## MATERIALS PROVIDED
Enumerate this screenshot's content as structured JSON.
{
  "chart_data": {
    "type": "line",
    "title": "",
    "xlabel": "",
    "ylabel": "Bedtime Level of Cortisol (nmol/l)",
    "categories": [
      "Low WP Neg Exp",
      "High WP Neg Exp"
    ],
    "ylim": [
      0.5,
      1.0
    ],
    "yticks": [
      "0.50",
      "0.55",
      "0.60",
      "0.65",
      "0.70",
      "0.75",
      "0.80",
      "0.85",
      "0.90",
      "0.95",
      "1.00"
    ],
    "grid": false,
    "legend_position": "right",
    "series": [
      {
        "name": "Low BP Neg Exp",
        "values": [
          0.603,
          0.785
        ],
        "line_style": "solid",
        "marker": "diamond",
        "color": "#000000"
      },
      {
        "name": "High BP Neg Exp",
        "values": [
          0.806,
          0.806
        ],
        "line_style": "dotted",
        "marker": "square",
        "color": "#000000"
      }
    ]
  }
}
* * *
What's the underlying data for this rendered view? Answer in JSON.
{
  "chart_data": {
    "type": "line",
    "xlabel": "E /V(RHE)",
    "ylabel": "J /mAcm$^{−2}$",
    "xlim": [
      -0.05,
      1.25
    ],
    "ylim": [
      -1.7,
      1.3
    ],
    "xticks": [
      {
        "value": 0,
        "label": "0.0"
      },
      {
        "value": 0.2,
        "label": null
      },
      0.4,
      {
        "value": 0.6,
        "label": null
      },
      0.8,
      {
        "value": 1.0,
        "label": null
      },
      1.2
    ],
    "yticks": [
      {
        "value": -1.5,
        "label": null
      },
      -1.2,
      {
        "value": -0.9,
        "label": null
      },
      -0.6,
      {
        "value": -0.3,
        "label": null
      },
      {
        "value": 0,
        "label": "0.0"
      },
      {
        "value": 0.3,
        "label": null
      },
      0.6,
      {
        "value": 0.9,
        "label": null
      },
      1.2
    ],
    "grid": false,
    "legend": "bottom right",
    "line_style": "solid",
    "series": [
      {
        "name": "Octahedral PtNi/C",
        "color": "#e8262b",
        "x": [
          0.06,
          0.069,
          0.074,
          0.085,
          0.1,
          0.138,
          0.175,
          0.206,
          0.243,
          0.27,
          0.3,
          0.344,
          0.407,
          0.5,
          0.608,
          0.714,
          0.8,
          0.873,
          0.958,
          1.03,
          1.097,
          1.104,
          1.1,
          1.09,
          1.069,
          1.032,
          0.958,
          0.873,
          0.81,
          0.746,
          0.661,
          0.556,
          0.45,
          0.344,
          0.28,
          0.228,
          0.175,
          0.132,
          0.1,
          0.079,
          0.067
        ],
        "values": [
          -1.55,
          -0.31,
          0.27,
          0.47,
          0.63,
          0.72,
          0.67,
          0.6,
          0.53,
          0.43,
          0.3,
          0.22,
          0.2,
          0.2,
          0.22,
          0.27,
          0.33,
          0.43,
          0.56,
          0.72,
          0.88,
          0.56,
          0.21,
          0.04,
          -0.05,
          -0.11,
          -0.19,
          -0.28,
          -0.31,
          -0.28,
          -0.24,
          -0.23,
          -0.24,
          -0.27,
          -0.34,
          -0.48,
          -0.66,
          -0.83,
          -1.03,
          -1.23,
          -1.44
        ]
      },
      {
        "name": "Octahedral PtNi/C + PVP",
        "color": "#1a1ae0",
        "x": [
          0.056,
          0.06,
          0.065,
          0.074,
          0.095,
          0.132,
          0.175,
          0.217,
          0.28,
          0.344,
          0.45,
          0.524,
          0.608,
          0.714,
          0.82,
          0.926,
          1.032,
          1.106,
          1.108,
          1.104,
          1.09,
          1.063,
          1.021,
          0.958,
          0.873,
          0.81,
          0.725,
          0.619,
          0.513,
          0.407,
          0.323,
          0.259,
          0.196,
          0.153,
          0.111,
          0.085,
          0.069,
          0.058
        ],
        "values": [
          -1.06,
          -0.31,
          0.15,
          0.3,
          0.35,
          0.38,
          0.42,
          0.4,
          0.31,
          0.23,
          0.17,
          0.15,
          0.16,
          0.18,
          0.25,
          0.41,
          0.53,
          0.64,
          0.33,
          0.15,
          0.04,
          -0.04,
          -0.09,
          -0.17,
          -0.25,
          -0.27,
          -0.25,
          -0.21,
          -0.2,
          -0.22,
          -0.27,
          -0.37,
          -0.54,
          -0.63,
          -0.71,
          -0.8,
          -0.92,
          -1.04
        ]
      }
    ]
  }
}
---
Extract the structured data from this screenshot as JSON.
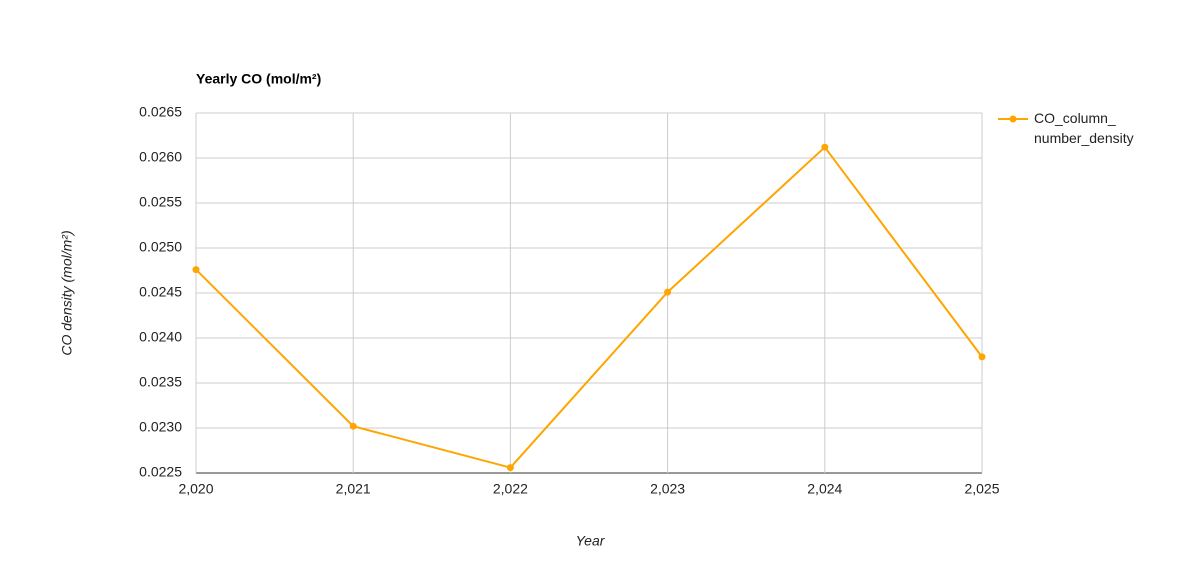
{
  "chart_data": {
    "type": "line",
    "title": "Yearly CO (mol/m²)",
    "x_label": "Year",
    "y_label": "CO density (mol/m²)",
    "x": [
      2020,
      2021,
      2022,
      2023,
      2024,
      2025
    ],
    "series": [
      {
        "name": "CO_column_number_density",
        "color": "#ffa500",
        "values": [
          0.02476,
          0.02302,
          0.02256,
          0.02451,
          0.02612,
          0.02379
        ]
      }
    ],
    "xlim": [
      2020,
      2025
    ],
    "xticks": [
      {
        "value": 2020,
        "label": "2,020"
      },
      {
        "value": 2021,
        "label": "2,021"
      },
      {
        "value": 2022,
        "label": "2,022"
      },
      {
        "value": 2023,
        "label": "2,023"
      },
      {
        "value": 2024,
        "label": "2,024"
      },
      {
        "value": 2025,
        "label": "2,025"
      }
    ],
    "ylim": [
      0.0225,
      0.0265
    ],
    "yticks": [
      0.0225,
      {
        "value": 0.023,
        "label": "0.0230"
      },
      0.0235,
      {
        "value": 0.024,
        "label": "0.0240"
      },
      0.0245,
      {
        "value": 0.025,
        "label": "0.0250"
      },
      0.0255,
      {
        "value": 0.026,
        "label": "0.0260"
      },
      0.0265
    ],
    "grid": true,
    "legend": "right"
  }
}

## OBJECTIVE
Give the number of lines in the listing above that hold the string "this", with nothing else.

## SOLUTION
3